• **EXERCISE GOAL**: Can you restate the records below word for word?

____ PROVIDED INFORMATION

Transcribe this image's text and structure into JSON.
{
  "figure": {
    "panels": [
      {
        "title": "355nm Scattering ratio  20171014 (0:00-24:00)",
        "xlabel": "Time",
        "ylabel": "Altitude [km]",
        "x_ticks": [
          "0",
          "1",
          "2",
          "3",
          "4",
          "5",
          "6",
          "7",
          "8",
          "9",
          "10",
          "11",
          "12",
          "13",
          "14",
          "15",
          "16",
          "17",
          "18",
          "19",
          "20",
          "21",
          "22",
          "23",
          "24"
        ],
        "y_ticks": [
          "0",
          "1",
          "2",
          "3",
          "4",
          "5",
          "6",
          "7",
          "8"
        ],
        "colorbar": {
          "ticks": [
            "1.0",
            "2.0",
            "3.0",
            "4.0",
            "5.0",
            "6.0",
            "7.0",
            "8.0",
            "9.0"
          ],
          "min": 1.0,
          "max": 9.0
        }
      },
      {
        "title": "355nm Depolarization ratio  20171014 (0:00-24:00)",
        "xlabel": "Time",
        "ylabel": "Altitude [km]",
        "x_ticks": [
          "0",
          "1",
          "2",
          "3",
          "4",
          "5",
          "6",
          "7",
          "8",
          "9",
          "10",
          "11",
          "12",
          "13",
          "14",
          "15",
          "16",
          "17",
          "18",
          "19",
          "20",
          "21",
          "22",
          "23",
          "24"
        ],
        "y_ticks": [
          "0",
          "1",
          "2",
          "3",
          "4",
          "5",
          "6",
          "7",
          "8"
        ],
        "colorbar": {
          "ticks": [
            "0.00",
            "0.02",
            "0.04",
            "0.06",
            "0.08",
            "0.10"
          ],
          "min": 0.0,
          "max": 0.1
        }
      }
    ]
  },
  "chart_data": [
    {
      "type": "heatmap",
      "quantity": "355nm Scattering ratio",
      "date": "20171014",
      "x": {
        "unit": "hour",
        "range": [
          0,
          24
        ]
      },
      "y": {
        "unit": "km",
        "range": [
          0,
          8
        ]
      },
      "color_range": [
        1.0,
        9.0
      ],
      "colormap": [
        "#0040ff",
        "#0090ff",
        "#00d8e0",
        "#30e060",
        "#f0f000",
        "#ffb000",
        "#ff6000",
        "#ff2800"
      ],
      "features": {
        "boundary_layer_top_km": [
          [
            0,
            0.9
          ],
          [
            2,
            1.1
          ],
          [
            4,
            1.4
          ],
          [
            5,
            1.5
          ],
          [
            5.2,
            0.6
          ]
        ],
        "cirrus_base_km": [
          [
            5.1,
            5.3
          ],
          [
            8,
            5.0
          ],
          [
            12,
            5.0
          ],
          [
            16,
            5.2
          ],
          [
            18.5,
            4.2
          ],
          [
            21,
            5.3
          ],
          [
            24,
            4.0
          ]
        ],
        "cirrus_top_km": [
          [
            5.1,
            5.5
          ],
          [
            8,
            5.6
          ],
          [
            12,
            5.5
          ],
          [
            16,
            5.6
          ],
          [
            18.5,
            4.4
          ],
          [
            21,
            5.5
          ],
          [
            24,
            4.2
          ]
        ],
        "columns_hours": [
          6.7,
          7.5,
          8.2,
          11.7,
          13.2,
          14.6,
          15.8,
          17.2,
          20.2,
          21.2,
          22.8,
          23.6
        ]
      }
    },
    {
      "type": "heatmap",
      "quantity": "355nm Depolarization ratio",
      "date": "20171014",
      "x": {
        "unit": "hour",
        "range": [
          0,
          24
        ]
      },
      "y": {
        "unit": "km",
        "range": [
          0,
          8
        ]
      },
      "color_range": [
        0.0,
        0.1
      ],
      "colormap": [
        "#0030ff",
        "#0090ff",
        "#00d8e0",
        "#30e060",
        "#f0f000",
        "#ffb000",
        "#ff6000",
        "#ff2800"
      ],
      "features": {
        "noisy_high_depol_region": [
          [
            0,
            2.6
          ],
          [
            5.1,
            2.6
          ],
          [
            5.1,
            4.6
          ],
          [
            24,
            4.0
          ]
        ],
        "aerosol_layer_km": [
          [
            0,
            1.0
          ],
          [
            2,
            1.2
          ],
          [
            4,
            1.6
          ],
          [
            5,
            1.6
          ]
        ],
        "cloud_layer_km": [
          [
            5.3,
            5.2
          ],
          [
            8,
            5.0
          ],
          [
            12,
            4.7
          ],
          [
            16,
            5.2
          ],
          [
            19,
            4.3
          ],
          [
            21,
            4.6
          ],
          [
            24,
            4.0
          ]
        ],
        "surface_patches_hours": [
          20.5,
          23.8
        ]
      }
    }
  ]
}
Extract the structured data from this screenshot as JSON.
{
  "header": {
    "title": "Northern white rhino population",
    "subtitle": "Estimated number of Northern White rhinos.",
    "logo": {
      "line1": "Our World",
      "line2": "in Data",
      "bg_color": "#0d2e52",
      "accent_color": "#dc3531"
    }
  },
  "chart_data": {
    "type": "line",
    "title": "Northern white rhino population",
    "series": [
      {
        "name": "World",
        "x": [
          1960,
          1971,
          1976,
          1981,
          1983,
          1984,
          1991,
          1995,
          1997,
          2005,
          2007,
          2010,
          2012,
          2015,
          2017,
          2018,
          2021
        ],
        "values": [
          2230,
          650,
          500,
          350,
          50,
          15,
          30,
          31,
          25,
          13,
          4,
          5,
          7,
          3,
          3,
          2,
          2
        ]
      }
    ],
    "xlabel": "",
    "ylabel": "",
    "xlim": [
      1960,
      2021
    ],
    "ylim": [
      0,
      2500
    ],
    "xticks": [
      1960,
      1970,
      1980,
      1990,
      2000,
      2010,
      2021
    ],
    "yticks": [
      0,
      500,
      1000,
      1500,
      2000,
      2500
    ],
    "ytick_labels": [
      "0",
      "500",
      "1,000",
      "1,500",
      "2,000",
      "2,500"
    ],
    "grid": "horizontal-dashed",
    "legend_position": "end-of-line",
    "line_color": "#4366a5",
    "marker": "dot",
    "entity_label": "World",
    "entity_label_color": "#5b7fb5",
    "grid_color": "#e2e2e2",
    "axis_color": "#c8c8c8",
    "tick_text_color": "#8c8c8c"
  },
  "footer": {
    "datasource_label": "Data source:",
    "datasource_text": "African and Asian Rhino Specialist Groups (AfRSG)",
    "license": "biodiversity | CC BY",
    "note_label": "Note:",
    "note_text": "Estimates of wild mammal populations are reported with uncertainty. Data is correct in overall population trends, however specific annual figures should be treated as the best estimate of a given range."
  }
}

________

• **FULL SOLUTION**:
Transcribe this image's text and structure into JSON.
{
  "figure": {
    "panels": [
      {
        "title": "355nm Scattering ratio  20171014 (0:00-24:00)",
        "xlabel": "Time",
        "ylabel": "Altitude [km]",
        "x_ticks": [
          "0",
          "1",
          "2",
          "3",
          "4",
          "5",
          "6",
          "7",
          "8",
          "9",
          "10",
          "11",
          "12",
          "13",
          "14",
          "15",
          "16",
          "17",
          "18",
          "19",
          "20",
          "21",
          "22",
          "23",
          "24"
        ],
        "y_ticks": [
          "0",
          "1",
          "2",
          "3",
          "4",
          "5",
          "6",
          "7",
          "8"
        ],
        "colorbar": {
          "ticks": [
            "1.0",
            "2.0",
            "3.0",
            "4.0",
            "5.0",
            "6.0",
            "7.0",
            "8.0",
            "9.0"
          ],
          "min": 1.0,
          "max": 9.0
        }
      },
      {
        "title": "355nm Depolarization ratio  20171014 (0:00-24:00)",
        "xlabel": "Time",
        "ylabel": "Altitude [km]",
        "x_ticks": [
          "0",
          "1",
          "2",
          "3",
          "4",
          "5",
          "6",
          "7",
          "8",
          "9",
          "10",
          "11",
          "12",
          "13",
          "14",
          "15",
          "16",
          "17",
          "18",
          "19",
          "20",
          "21",
          "22",
          "23",
          "24"
        ],
        "y_ticks": [
          "0",
          "1",
          "2",
          "3",
          "4",
          "5",
          "6",
          "7",
          "8"
        ],
        "colorbar": {
          "ticks": [
            "0.00",
            "0.02",
            "0.04",
            "0.06",
            "0.08",
            "0.10"
          ],
          "min": 0.0,
          "max": 0.1
        }
      }
    ]
  },
  "chart_data": [
    {
      "type": "heatmap",
      "quantity": "355nm Scattering ratio",
      "date": "20171014",
      "x": {
        "unit": "hour",
        "range": [
          0,
          24
        ]
      },
      "y": {
        "unit": "km",
        "range": [
          0,
          8
        ]
      },
      "color_range": [
        1.0,
        9.0
      ],
      "colormap": [
        "#0040ff",
        "#0090ff",
        "#00d8e0",
        "#30e060",
        "#f0f000",
        "#ffb000",
        "#ff6000",
        "#ff2800"
      ],
      "features": {
        "boundary_layer_top_km": [
          [
            0,
            0.9
          ],
          [
            2,
            1.1
          ],
          [
            4,
            1.4
          ],
          [
            5,
            1.5
          ],
          [
            5.2,
            0.6
          ]
        ],
        "cirrus_base_km": [
          [
            5.1,
            5.3
          ],
          [
            8,
            5.0
          ],
          [
            12,
            5.0
          ],
          [
            16,
            5.2
          ],
          [
            18.5,
            4.2
          ],
          [
            21,
            5.3
          ],
          [
            24,
            4.0
          ]
        ],
        "cirrus_top_km": [
          [
            5.1,
            5.5
          ],
          [
            8,
            5.6
          ],
          [
            12,
            5.5
          ],
          [
            16,
            5.6
          ],
          [
            18.5,
            4.4
          ],
          [
            21,
            5.5
          ],
          [
            24,
            4.2
          ]
        ],
        "columns_hours": [
          6.7,
          7.5,
          8.2,
          11.7,
          13.2,
          14.6,
          15.8,
          17.2,
          20.2,
          21.2,
          22.8,
          23.6
        ]
      }
    },
    {
      "type": "heatmap",
      "quantity": "355nm Depolarization ratio",
      "date": "20171014",
      "x": {
        "unit": "hour",
        "range": [
          0,
          24
        ]
      },
      "y": {
        "unit": "km",
        "range": [
          0,
          8
        ]
      },
      "color_range": [
        0.0,
        0.1
      ],
      "colormap": [
        "#0030ff",
        "#0090ff",
        "#00d8e0",
        "#30e060",
        "#f0f000",
        "#ffb000",
        "#ff6000",
        "#ff2800"
      ],
      "features": {
        "noisy_high_depol_region": [
          [
            0,
            2.6
          ],
          [
            5.1,
            2.6
          ],
          [
            5.1,
            4.6
          ],
          [
            24,
            4.0
          ]
        ],
        "aerosol_layer_km": [
          [
            0,
            1.0
          ],
          [
            2,
            1.2
          ],
          [
            4,
            1.6
          ],
          [
            5,
            1.6
          ]
        ],
        "cloud_layer_km": [
          [
            5.3,
            5.2
          ],
          [
            8,
            5.0
          ],
          [
            12,
            4.7
          ],
          [
            16,
            5.2
          ],
          [
            19,
            4.3
          ],
          [
            21,
            4.6
          ],
          [
            24,
            4.0
          ]
        ],
        "surface_patches_hours": [
          20.5,
          23.8
        ]
      }
    }
  ]
}
Extract the structured data from this screenshot as JSON.
{
  "header": {
    "title": "Northern white rhino population",
    "subtitle": "Estimated number of Northern White rhinos.",
    "logo": {
      "line1": "Our World",
      "line2": "in Data",
      "bg_color": "#0d2e52",
      "accent_color": "#dc3531"
    }
  },
  "chart_data": {
    "type": "line",
    "title": "Northern white rhino population",
    "series": [
      {
        "name": "World",
        "x": [
          1960,
          1971,
          1976,
          1981,
          1983,
          1984,
          1991,
          1995,
          1997,
          2005,
          2007,
          2010,
          2012,
          2015,
          2017,
          2018,
          2021
        ],
        "values": [
          2230,
          650,
          500,
          350,
          50,
          15,
          30,
          31,
          25,
          13,
          4,
          5,
          7,
          3,
          3,
          2,
          2
        ]
      }
    ],
    "xlabel": "",
    "ylabel": "",
    "xlim": [
      1960,
      2021
    ],
    "ylim": [
      0,
      2500
    ],
    "xticks": [
      1960,
      1970,
      1980,
      1990,
      2000,
      2010,
      2021
    ],
    "yticks": [
      0,
      500,
      1000,
      1500,
      2000,
      2500
    ],
    "ytick_labels": [
      "0",
      "500",
      "1,000",
      "1,500",
      "2,000",
      "2,500"
    ],
    "grid": "horizontal-dashed",
    "legend_position": "end-of-line",
    "line_color": "#4366a5",
    "marker": "dot",
    "entity_label": "World",
    "entity_label_color": "#5b7fb5",
    "grid_color": "#e2e2e2",
    "axis_color": "#c8c8c8",
    "tick_text_color": "#8c8c8c"
  },
  "footer": {
    "datasource_label": "Data source:",
    "datasource_text": "African and Asian Rhino Specialist Groups (AfRSG)",
    "license": "biodiversity | CC BY",
    "note_label": "Note:",
    "note_text": "Estimates of wild mammal populations are reported with uncertainty. Data is correct in overall population trends, however specific annual figures should be treated as the best estimate of a given range."
  }
}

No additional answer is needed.